Directions for this task>
Pictures aside, repeat every entry exactly.

◆ ◆ ◆ ◆

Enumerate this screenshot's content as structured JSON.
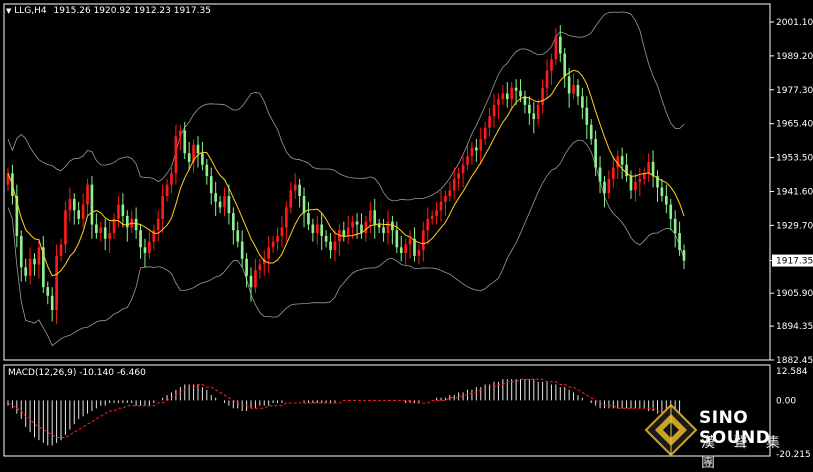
{
  "header": {
    "symbol": "LLG,H4",
    "ohlc": "1915.26 1920.92 1912.23 1917.35"
  },
  "macd": {
    "label": "MACD(12,26,9) -10.140 -6.460",
    "axis_top": "12.584",
    "axis_zero": "0.00",
    "axis_bottom": "-20.215"
  },
  "logo": {
    "name": "SINO SOUND",
    "chinese": "漢 聲 集 團"
  },
  "colors": {
    "up": "#ff1a1a",
    "down": "#8ef08e",
    "ma": "#ffd21a",
    "band": "#9a9a9a",
    "signal": "#ff2020",
    "grid": "#ffffff",
    "price_tag": "#ffffff"
  },
  "chart_data": [
    {
      "type": "candlestick",
      "title": "LLG,H4",
      "y_ticks": [
        2001.1,
        1989.2,
        1977.3,
        1965.4,
        1953.5,
        1941.6,
        1929.7,
        1917.35,
        1905.9,
        1894.35,
        1882.45
      ],
      "y_tick_labels": [
        "2001.10",
        "1989.20",
        "1977.30",
        "1965.40",
        "1953.50",
        "1941.60",
        "1929.70",
        "1917.35",
        "1905.90",
        "1894.35",
        "1882.45"
      ],
      "ylim": [
        1882.45,
        2007.4
      ],
      "current_price": 1917.35,
      "current_price_label": "1917.35",
      "close": [
        1948,
        1940,
        1926,
        1915,
        1912,
        1918,
        1916,
        1922,
        1908,
        1905,
        1900,
        1919,
        1923,
        1935,
        1939,
        1935,
        1932,
        1937,
        1944,
        1930,
        1927,
        1929,
        1925,
        1927,
        1932,
        1937,
        1933,
        1929,
        1932,
        1928,
        1922,
        1920,
        1924,
        1928,
        1932,
        1940,
        1944,
        1948,
        1961,
        1963,
        1955,
        1952,
        1958,
        1955,
        1951,
        1947,
        1941,
        1938,
        1936,
        1940,
        1934,
        1928,
        1924,
        1918,
        1912,
        1908,
        1914,
        1916,
        1918,
        1922,
        1924,
        1926,
        1929,
        1936,
        1942,
        1944,
        1940,
        1934,
        1930,
        1927,
        1930,
        1926,
        1924,
        1921,
        1924,
        1928,
        1926,
        1929,
        1931,
        1930,
        1927,
        1931,
        1935,
        1930,
        1929,
        1927,
        1931,
        1928,
        1922,
        1920,
        1923,
        1925,
        1919,
        1921,
        1928,
        1932,
        1933,
        1935,
        1938,
        1940,
        1942,
        1946,
        1948,
        1951,
        1954,
        1957,
        1956,
        1960,
        1964,
        1968,
        1972,
        1974,
        1976,
        1974,
        1978,
        1977,
        1975,
        1972,
        1969,
        1967,
        1972,
        1978,
        1984,
        1988,
        1996,
        1990,
        1982,
        1976,
        1979,
        1975,
        1971,
        1965,
        1960,
        1950,
        1945,
        1941,
        1946,
        1950,
        1954,
        1951,
        1947,
        1942,
        1945,
        1946,
        1948,
        1952,
        1947,
        1943,
        1940,
        1937,
        1932,
        1927,
        1921,
        1917.35
      ],
      "ma_color": "#ffd21a",
      "bands": "upper / lower envelope (grey)"
    },
    {
      "type": "bar",
      "title": "MACD(12,26,9)",
      "legend_values": {
        "macd": -10.14,
        "signal": -6.46
      },
      "ylim": [
        -20.215,
        12.584
      ],
      "y_tick_labels": [
        "12.584",
        "0.00",
        "-20.215"
      ],
      "values": [
        -2,
        -3,
        -5,
        -7,
        -10,
        -12,
        -14,
        -15,
        -16,
        -17,
        -17,
        -16,
        -15,
        -13,
        -11,
        -9,
        -7,
        -6,
        -5,
        -4,
        -3,
        -2,
        -2,
        -1,
        -1,
        -1,
        -1,
        -1,
        -1,
        -2,
        -2,
        -2,
        -2,
        -1,
        0,
        1,
        2,
        3,
        4,
        5,
        6,
        6,
        6,
        6,
        5,
        4,
        2,
        1,
        0,
        -1,
        -2,
        -3,
        -3,
        -4,
        -4,
        -3,
        -3,
        -2,
        -2,
        -2,
        -1,
        -1,
        -1,
        0,
        0,
        0,
        0,
        -1,
        -1,
        -1,
        -1,
        -1,
        -1,
        -1,
        -1,
        0,
        0,
        0,
        0,
        0,
        0,
        0,
        0,
        0,
        0,
        0,
        0,
        0,
        0,
        0,
        -1,
        -1,
        -1,
        -1,
        0,
        0,
        0,
        1,
        1,
        1,
        2,
        2,
        3,
        3,
        4,
        4,
        5,
        5,
        6,
        6,
        7,
        7,
        8,
        8,
        8,
        8,
        8,
        8,
        8,
        8,
        7,
        7,
        7,
        6,
        6,
        5,
        5,
        4,
        3,
        2,
        1,
        0,
        -1,
        -2,
        -3,
        -3,
        -3,
        -3,
        -3,
        -3,
        -3,
        -3,
        -3,
        -3,
        -3,
        -4,
        -4,
        -5,
        -6,
        -7,
        -8,
        -9,
        -10.14
      ],
      "signal": [
        -1,
        -2,
        -3,
        -4,
        -6,
        -7,
        -9,
        -10,
        -11,
        -12,
        -13,
        -14,
        -14,
        -14,
        -13,
        -12,
        -11,
        -10,
        -9,
        -8,
        -7,
        -6,
        -5,
        -4,
        -4,
        -3,
        -3,
        -2,
        -2,
        -2,
        -2,
        -2,
        -2,
        -2,
        -1,
        -1,
        0,
        1,
        2,
        3,
        4,
        5,
        5,
        6,
        6,
        5,
        5,
        4,
        3,
        2,
        1,
        0,
        -1,
        -2,
        -2,
        -3,
        -3,
        -3,
        -3,
        -2,
        -2,
        -2,
        -2,
        -1,
        -1,
        -1,
        -1,
        -1,
        -1,
        -1,
        -1,
        -1,
        -1,
        -1,
        -1,
        -1,
        0,
        0,
        0,
        0,
        0,
        0,
        0,
        0,
        0,
        0,
        0,
        0,
        0,
        0,
        0,
        0,
        -1,
        -1,
        -1,
        -1,
        0,
        0,
        0,
        0,
        1,
        1,
        1,
        2,
        2,
        3,
        3,
        4,
        4,
        5,
        5,
        6,
        6,
        7,
        7,
        7,
        8,
        8,
        8,
        8,
        8,
        8,
        7,
        7,
        7,
        6,
        6,
        5,
        5,
        4,
        3,
        2,
        1,
        0,
        -1,
        -2,
        -2,
        -2,
        -3,
        -3,
        -3,
        -3,
        -3,
        -3,
        -3,
        -3,
        -3,
        -4,
        -4,
        -5,
        -5,
        -6,
        -6.46
      ]
    }
  ]
}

◆ ◆ ◆ ◆

The reply>
Enumerate this screenshot's content as structured JSON.
{
  "header": {
    "symbol": "LLG,H4",
    "ohlc": "1915.26 1920.92 1912.23 1917.35"
  },
  "macd": {
    "label": "MACD(12,26,9) -10.140 -6.460",
    "axis_top": "12.584",
    "axis_zero": "0.00",
    "axis_bottom": "-20.215"
  },
  "logo": {
    "name": "SINO SOUND",
    "chinese": "漢 聲 集 團"
  },
  "colors": {
    "up": "#ff1a1a",
    "down": "#8ef08e",
    "ma": "#ffd21a",
    "band": "#9a9a9a",
    "signal": "#ff2020",
    "grid": "#ffffff",
    "price_tag": "#ffffff"
  },
  "chart_data": [
    {
      "type": "candlestick",
      "title": "LLG,H4",
      "y_ticks": [
        2001.1,
        1989.2,
        1977.3,
        1965.4,
        1953.5,
        1941.6,
        1929.7,
        1917.35,
        1905.9,
        1894.35,
        1882.45
      ],
      "y_tick_labels": [
        "2001.10",
        "1989.20",
        "1977.30",
        "1965.40",
        "1953.50",
        "1941.60",
        "1929.70",
        "1917.35",
        "1905.90",
        "1894.35",
        "1882.45"
      ],
      "ylim": [
        1882.45,
        2007.4
      ],
      "current_price": 1917.35,
      "current_price_label": "1917.35",
      "close": [
        1948,
        1940,
        1926,
        1915,
        1912,
        1918,
        1916,
        1922,
        1908,
        1905,
        1900,
        1919,
        1923,
        1935,
        1939,
        1935,
        1932,
        1937,
        1944,
        1930,
        1927,
        1929,
        1925,
        1927,
        1932,
        1937,
        1933,
        1929,
        1932,
        1928,
        1922,
        1920,
        1924,
        1928,
        1932,
        1940,
        1944,
        1948,
        1961,
        1963,
        1955,
        1952,
        1958,
        1955,
        1951,
        1947,
        1941,
        1938,
        1936,
        1940,
        1934,
        1928,
        1924,
        1918,
        1912,
        1908,
        1914,
        1916,
        1918,
        1922,
        1924,
        1926,
        1929,
        1936,
        1942,
        1944,
        1940,
        1934,
        1930,
        1927,
        1930,
        1926,
        1924,
        1921,
        1924,
        1928,
        1926,
        1929,
        1931,
        1930,
        1927,
        1931,
        1935,
        1930,
        1929,
        1927,
        1931,
        1928,
        1922,
        1920,
        1923,
        1925,
        1919,
        1921,
        1928,
        1932,
        1933,
        1935,
        1938,
        1940,
        1942,
        1946,
        1948,
        1951,
        1954,
        1957,
        1956,
        1960,
        1964,
        1968,
        1972,
        1974,
        1976,
        1974,
        1978,
        1977,
        1975,
        1972,
        1969,
        1967,
        1972,
        1978,
        1984,
        1988,
        1996,
        1990,
        1982,
        1976,
        1979,
        1975,
        1971,
        1965,
        1960,
        1950,
        1945,
        1941,
        1946,
        1950,
        1954,
        1951,
        1947,
        1942,
        1945,
        1946,
        1948,
        1952,
        1947,
        1943,
        1940,
        1937,
        1932,
        1927,
        1921,
        1917.35
      ],
      "ma_color": "#ffd21a",
      "bands": "upper / lower envelope (grey)"
    },
    {
      "type": "bar",
      "title": "MACD(12,26,9)",
      "legend_values": {
        "macd": -10.14,
        "signal": -6.46
      },
      "ylim": [
        -20.215,
        12.584
      ],
      "y_tick_labels": [
        "12.584",
        "0.00",
        "-20.215"
      ],
      "values": [
        -2,
        -3,
        -5,
        -7,
        -10,
        -12,
        -14,
        -15,
        -16,
        -17,
        -17,
        -16,
        -15,
        -13,
        -11,
        -9,
        -7,
        -6,
        -5,
        -4,
        -3,
        -2,
        -2,
        -1,
        -1,
        -1,
        -1,
        -1,
        -1,
        -2,
        -2,
        -2,
        -2,
        -1,
        0,
        1,
        2,
        3,
        4,
        5,
        6,
        6,
        6,
        6,
        5,
        4,
        2,
        1,
        0,
        -1,
        -2,
        -3,
        -3,
        -4,
        -4,
        -3,
        -3,
        -2,
        -2,
        -2,
        -1,
        -1,
        -1,
        0,
        0,
        0,
        0,
        -1,
        -1,
        -1,
        -1,
        -1,
        -1,
        -1,
        -1,
        0,
        0,
        0,
        0,
        0,
        0,
        0,
        0,
        0,
        0,
        0,
        0,
        0,
        0,
        0,
        -1,
        -1,
        -1,
        -1,
        0,
        0,
        0,
        1,
        1,
        1,
        2,
        2,
        3,
        3,
        4,
        4,
        5,
        5,
        6,
        6,
        7,
        7,
        8,
        8,
        8,
        8,
        8,
        8,
        8,
        8,
        7,
        7,
        7,
        6,
        6,
        5,
        5,
        4,
        3,
        2,
        1,
        0,
        -1,
        -2,
        -3,
        -3,
        -3,
        -3,
        -3,
        -3,
        -3,
        -3,
        -3,
        -3,
        -3,
        -4,
        -4,
        -5,
        -6,
        -7,
        -8,
        -9,
        -10.14
      ],
      "signal": [
        -1,
        -2,
        -3,
        -4,
        -6,
        -7,
        -9,
        -10,
        -11,
        -12,
        -13,
        -14,
        -14,
        -14,
        -13,
        -12,
        -11,
        -10,
        -9,
        -8,
        -7,
        -6,
        -5,
        -4,
        -4,
        -3,
        -3,
        -2,
        -2,
        -2,
        -2,
        -2,
        -2,
        -2,
        -1,
        -1,
        0,
        1,
        2,
        3,
        4,
        5,
        5,
        6,
        6,
        5,
        5,
        4,
        3,
        2,
        1,
        0,
        -1,
        -2,
        -2,
        -3,
        -3,
        -3,
        -3,
        -2,
        -2,
        -2,
        -2,
        -1,
        -1,
        -1,
        -1,
        -1,
        -1,
        -1,
        -1,
        -1,
        -1,
        -1,
        -1,
        -1,
        0,
        0,
        0,
        0,
        0,
        0,
        0,
        0,
        0,
        0,
        0,
        0,
        0,
        0,
        0,
        0,
        -1,
        -1,
        -1,
        -1,
        0,
        0,
        0,
        0,
        1,
        1,
        1,
        2,
        2,
        3,
        3,
        4,
        4,
        5,
        5,
        6,
        6,
        7,
        7,
        7,
        8,
        8,
        8,
        8,
        8,
        8,
        7,
        7,
        7,
        6,
        6,
        5,
        5,
        4,
        3,
        2,
        1,
        0,
        -1,
        -2,
        -2,
        -2,
        -3,
        -3,
        -3,
        -3,
        -3,
        -3,
        -3,
        -3,
        -3,
        -4,
        -4,
        -5,
        -5,
        -6,
        -6.46
      ]
    }
  ]
}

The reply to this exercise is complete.